RECORDS PROVIDED |
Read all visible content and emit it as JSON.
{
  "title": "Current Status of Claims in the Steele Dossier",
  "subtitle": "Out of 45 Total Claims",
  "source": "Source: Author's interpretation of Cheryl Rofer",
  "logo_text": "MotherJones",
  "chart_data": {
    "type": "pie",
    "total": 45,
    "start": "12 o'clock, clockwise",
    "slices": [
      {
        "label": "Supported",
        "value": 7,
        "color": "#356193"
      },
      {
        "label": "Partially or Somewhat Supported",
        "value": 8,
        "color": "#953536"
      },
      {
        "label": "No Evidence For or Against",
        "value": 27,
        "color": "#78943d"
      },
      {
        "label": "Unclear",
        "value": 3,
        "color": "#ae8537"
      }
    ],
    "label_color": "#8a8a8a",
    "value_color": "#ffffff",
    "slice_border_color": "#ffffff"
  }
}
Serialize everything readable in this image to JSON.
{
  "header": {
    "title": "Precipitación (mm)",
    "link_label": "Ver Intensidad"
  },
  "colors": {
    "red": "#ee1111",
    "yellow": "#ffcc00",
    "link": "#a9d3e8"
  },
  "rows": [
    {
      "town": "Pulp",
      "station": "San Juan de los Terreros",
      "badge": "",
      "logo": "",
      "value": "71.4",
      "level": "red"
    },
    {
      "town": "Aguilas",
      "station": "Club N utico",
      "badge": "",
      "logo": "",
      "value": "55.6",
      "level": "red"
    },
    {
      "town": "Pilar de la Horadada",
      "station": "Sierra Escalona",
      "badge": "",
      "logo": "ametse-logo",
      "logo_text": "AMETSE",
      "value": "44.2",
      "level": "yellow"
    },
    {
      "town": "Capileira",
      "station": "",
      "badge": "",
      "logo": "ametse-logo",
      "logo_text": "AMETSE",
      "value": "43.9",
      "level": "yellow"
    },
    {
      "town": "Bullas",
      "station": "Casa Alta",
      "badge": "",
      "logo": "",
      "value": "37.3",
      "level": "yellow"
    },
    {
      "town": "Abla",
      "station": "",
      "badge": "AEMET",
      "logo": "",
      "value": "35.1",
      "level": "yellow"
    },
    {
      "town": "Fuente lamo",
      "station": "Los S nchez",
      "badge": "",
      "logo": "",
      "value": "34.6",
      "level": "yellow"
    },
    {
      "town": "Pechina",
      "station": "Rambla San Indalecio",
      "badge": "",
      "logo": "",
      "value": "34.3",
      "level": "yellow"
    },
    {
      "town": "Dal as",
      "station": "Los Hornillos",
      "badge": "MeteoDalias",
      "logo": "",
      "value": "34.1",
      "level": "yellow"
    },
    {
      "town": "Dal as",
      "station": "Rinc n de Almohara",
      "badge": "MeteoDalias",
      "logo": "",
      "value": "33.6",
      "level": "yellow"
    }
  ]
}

EXERCISE GOAL | Make a copy of each line that contains the string "station".

REPLY TO THE EXERCISE |
      "station": "San Juan de los Terreros",
      "station": "Club N utico",
      "station": "Sierra Escalona",
      "station": "",
      "station": "Casa Alta",
      "station": "",
      "station": "Los S nchez",
      "station": "Rambla San Indalecio",
      "station": "Los Hornillos",
      "station": "Rinc n de Almohara",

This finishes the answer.